**What you have to do**
Gather every line holding the string "Targeting".
-- Begin Exercise materials --
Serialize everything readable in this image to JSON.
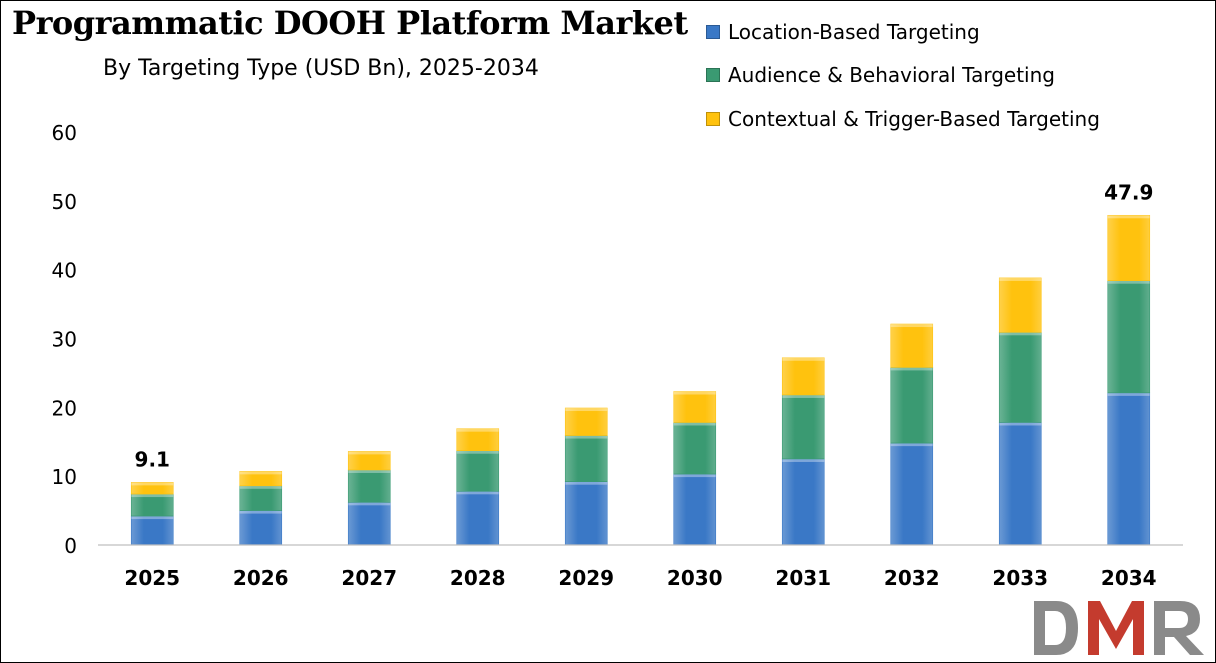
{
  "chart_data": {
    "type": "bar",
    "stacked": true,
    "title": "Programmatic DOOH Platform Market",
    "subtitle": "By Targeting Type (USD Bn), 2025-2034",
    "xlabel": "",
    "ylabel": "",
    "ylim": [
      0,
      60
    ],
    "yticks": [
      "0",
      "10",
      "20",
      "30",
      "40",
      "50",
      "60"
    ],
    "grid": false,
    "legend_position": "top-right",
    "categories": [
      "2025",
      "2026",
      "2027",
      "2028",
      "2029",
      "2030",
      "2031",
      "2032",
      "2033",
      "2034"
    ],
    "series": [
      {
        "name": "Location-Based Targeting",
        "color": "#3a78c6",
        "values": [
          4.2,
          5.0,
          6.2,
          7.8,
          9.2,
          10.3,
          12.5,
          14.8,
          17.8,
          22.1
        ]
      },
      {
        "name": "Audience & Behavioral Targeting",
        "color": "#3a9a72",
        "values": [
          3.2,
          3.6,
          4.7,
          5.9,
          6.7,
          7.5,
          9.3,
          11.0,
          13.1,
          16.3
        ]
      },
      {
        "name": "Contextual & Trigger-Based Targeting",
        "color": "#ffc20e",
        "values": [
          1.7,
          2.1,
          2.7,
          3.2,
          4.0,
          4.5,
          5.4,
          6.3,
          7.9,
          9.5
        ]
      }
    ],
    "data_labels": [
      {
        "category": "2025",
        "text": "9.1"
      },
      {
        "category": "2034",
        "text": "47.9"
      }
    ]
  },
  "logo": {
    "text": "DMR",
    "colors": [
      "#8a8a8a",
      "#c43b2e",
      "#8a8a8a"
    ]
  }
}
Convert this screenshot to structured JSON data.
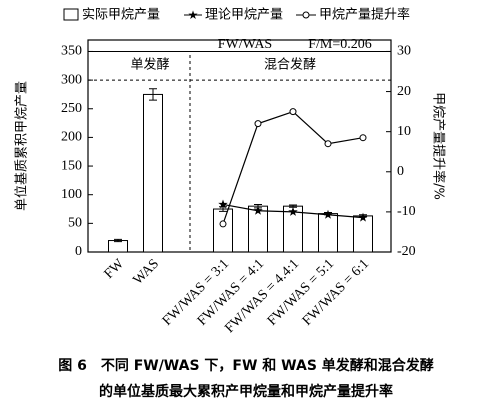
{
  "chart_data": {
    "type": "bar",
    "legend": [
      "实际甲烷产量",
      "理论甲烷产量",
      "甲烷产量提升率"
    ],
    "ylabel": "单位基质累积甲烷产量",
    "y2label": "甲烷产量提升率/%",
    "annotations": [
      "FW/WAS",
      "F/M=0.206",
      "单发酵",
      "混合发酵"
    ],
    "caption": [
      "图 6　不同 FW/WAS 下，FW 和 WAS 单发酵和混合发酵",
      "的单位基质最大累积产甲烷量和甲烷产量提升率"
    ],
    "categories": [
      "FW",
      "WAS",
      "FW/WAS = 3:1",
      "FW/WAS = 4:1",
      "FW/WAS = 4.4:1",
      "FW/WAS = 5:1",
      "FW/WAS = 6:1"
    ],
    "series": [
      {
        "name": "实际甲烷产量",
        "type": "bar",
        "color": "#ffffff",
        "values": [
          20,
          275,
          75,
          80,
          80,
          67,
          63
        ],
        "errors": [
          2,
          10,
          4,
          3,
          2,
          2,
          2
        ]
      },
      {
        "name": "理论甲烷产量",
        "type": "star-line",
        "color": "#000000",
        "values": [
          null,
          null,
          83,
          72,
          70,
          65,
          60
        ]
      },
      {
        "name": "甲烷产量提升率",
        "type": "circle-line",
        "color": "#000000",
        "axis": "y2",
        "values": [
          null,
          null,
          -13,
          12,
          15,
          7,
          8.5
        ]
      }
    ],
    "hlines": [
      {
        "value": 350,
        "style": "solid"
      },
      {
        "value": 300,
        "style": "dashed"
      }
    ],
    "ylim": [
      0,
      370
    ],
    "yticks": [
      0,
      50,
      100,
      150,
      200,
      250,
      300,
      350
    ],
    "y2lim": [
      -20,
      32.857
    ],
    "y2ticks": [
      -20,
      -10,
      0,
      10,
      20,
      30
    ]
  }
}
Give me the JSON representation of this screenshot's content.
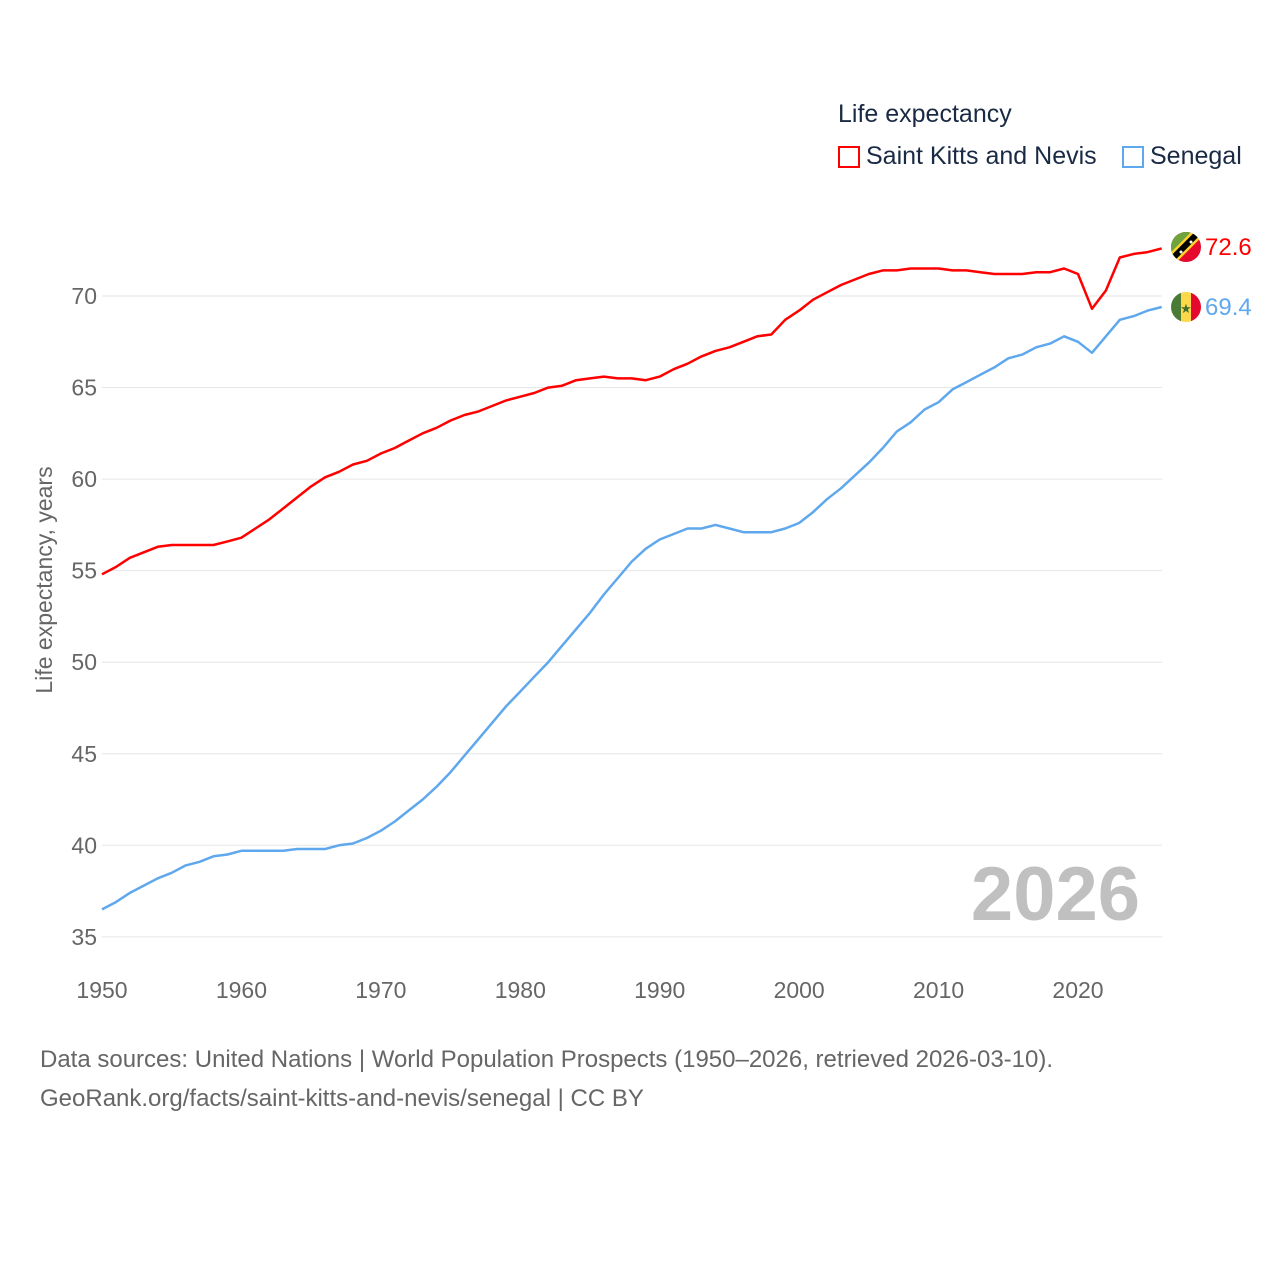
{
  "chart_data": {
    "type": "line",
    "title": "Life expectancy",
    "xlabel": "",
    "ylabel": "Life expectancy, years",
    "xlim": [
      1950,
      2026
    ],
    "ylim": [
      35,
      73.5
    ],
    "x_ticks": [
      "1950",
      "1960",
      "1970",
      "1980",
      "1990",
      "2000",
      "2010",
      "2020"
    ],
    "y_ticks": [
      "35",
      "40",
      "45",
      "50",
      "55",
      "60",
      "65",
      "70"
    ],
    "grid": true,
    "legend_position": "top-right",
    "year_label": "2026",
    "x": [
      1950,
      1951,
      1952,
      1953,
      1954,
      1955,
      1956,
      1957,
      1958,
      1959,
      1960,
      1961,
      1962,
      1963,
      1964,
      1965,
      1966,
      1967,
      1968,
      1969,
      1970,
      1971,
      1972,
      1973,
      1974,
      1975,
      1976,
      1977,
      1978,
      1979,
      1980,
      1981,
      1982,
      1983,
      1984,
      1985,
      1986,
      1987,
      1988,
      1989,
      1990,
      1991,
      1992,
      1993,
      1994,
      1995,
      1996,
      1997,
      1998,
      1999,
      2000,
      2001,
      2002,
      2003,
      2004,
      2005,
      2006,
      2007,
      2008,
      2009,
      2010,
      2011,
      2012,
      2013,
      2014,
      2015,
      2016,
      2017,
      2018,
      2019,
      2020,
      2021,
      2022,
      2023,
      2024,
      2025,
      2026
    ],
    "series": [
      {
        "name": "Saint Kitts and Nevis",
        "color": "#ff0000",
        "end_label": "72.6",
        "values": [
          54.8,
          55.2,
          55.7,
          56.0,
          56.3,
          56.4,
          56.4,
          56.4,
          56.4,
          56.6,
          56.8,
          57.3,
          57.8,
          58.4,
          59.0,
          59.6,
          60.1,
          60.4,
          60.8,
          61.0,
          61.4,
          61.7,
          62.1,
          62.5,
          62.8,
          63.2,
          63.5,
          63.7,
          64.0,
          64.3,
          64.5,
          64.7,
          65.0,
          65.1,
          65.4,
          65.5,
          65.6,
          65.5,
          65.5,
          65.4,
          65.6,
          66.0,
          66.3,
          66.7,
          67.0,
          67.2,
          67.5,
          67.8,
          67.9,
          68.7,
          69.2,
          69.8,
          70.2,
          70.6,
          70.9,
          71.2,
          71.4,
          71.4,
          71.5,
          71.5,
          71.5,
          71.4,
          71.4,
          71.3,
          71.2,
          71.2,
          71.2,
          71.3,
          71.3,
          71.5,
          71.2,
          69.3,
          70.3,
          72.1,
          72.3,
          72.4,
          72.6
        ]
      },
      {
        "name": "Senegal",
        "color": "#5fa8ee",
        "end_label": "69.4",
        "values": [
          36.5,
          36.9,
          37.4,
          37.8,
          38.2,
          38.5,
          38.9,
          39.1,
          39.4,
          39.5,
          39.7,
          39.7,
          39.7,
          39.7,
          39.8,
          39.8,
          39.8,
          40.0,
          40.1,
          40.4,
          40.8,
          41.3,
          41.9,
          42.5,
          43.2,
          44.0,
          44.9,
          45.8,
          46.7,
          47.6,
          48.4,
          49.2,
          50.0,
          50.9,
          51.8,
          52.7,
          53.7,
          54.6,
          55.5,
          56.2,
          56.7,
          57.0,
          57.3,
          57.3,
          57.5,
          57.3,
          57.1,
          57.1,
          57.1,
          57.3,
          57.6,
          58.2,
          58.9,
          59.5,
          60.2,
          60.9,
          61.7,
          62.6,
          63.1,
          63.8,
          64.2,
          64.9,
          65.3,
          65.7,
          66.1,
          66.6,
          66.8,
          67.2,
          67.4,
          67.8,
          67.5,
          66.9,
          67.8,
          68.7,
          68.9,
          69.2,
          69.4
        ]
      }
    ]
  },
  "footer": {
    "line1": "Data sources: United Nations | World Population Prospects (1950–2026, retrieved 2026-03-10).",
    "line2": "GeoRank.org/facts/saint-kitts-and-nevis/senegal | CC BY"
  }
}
-- End Exercise materials --
**Correct response**
    "subtitle": "By Targeting Type (USD Bn), 2025-2034",
        "name": "Location-Based Targeting",
        "name": "Audience & Behavioral Targeting",
        "name": "Contextual & Trigger-Based Targeting",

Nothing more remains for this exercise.